## BEGIN

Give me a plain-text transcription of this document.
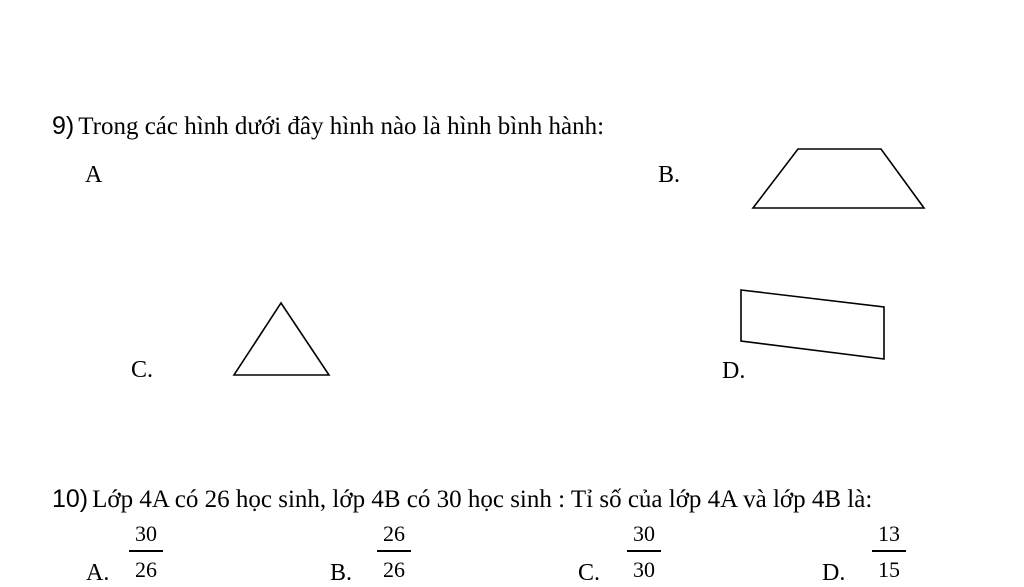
9) Trong các hình dưới đây hình nào là hình bình hành:
A	B.
C.	D.
10) Lớp 4A có 26 học sinh, lớp 4B có 30 học sinh : Tỉ số của lớp 4A và lớp 4B là:
A.
30
26	B.
26
26	C.
30
30	D.
13
15
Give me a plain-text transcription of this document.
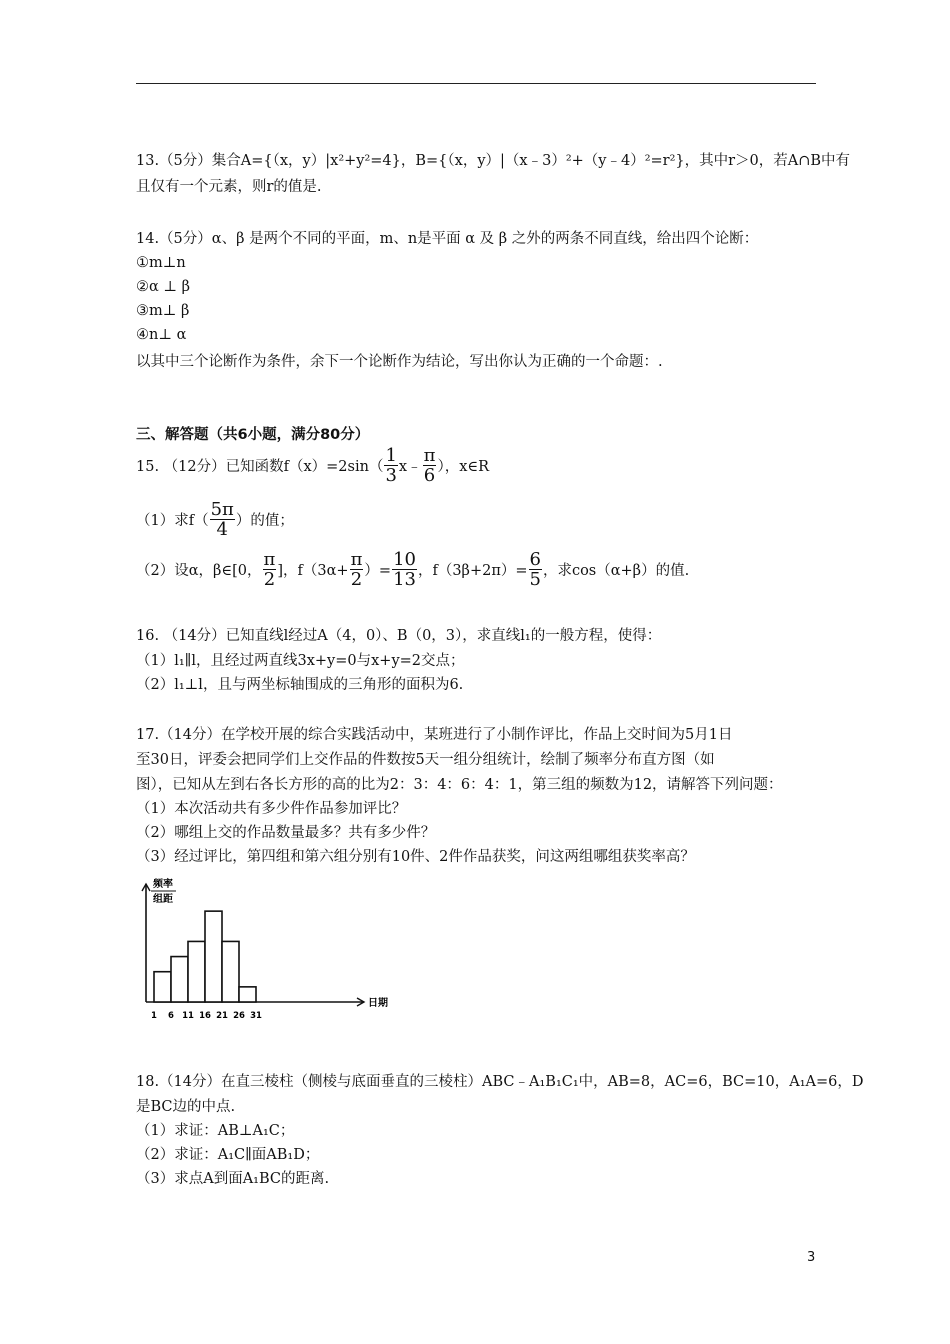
13.（5分）集合A={（x，y）|x²+y²=4}，B={（x，y）|（x﹣3）²+（y﹣4）²=r²}，其中r＞0，若A∩B中有
且仅有一个元素，则r的值是.
14.（5分）α、β 是两个不同的平面，m、n是平面 α 及 β 之外的两条不同直线，给出四个论断：
①m⊥n
②α ⊥ β
③m⊥ β
④n⊥ α
以其中三个论断作为条件，余下一个论断作为结论，写出你认为正确的一个命题：.
三、解答题（共6小题，满分80分）
15. （12分）已知函数$f(x)=2\sin( \frac{1}{3}$ x﹣ $\frac{\pi}{6}$ ），x∈R
（1）求$f( \frac{5\pi}{4}$ ）的值；
（2）设α，β∈[0， $\frac{\pi}{2}$ ]，$f(3\alpha+ \frac{\pi}{2}$ ）= $\frac{10}{13}$ ，$f(3\beta+2\pi)= \frac{6}{5}$ ，求cos（α+β）的值.
16. （14分）已知直线l经过A（4，0）、B（0，3），求直线l₁的一般方程，使得：
（1）l₁∥l，且经过两直线3x+y=0与x+y=2交点；
（2）l₁⊥l，且与两坐标轴围成的三角形的面积为6.
17.（14分）在学校开展的综合实践活动中，某班进行了小制作评比，作品上交时间为5月1日
至30日，评委会把同学们上交作品的件数按5天一组分组统计，绘制了频率分布直方图（如
图），已知从左到右各长方形的高的比为2：3：4：6：4：1，第三组的频数为12，请解答下列问题：
（1）本次活动共有多少件作品参加评比？
（2）哪组上交的作品数量最多？共有多少件？
（3）经过评比，第四组和第六组分别有10件、2件作品获奖，问这两组哪组获奖率高？
1 6 11 16 21 26 31
频率
组距
日期
18.（14分）在直三棱柱（侧棱与底面垂直的三棱柱）ABC﹣A₁B₁C₁中，AB=8，AC=6，BC=10，A₁A=6，D
是BC边的中点.
（1）求证：AB⊥A₁C；
（2）求证：A₁C∥面AB₁D；
（3）求点A到面A₁BC的距离.
3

## END

◆ Aim
Leave out the pictures and give the listing above again exactly.

◆ Response for this exercise
Give me a plain-text transcription of this document.
9) Trong các hình dưới đây hình nào là hình bình hành:
A	B.
C.	D.
10) Lớp 4A có 26 học sinh, lớp 4B có 30 học sinh : Tỉ số của lớp 4A và lớp 4B là:
A.
30
26	B.
26
26	C.
30
30	D.
13
15
Give me a plain-text transcription of this document.
13.（5分）集合A={（x，y）|x²+y²=4}，B={（x，y）|（x﹣3）²+（y﹣4）²=r²}，其中r＞0，若A∩B中有
且仅有一个元素，则r的值是.
14.（5分）α、β 是两个不同的平面，m、n是平面 α 及 β 之外的两条不同直线，给出四个论断：
①m⊥n
②α ⊥ β
③m⊥ β
④n⊥ α
以其中三个论断作为条件，余下一个论断作为结论，写出你认为正确的一个命题：.
三、解答题（共6小题，满分80分）
15. （12分）已知函数$f(x)=2\sin( \frac{1}{3}$ x﹣ $\frac{\pi}{6}$ ），x∈R
（1）求$f( \frac{5\pi}{4}$ ）的值；
（2）设α，β∈[0， $\frac{\pi}{2}$ ]，$f(3\alpha+ \frac{\pi}{2}$ ）= $\frac{10}{13}$ ，$f(3\beta+2\pi)= \frac{6}{5}$ ，求cos（α+β）的值.
16. （14分）已知直线l经过A（4，0）、B（0，3），求直线l₁的一般方程，使得：
（1）l₁∥l，且经过两直线3x+y=0与x+y=2交点；
（2）l₁⊥l，且与两坐标轴围成的三角形的面积为6.
17.（14分）在学校开展的综合实践活动中，某班进行了小制作评比，作品上交时间为5月1日
至30日，评委会把同学们上交作品的件数按5天一组分组统计，绘制了频率分布直方图（如
图），已知从左到右各长方形的高的比为2：3：4：6：4：1，第三组的频数为12，请解答下列问题：
（1）本次活动共有多少件作品参加评比？
（2）哪组上交的作品数量最多？共有多少件？
（3）经过评比，第四组和第六组分别有10件、2件作品获奖，问这两组哪组获奖率高？
1 6 11 16 21 26 31
频率
组距
日期
18.（14分）在直三棱柱（侧棱与底面垂直的三棱柱）ABC﹣A₁B₁C₁中，AB=8，AC=6，BC=10，A₁A=6，D
是BC边的中点.
（1）求证：AB⊥A₁C；
（2）求证：A₁C∥面AB₁D；
（3）求点A到面A₁BC的距离.
3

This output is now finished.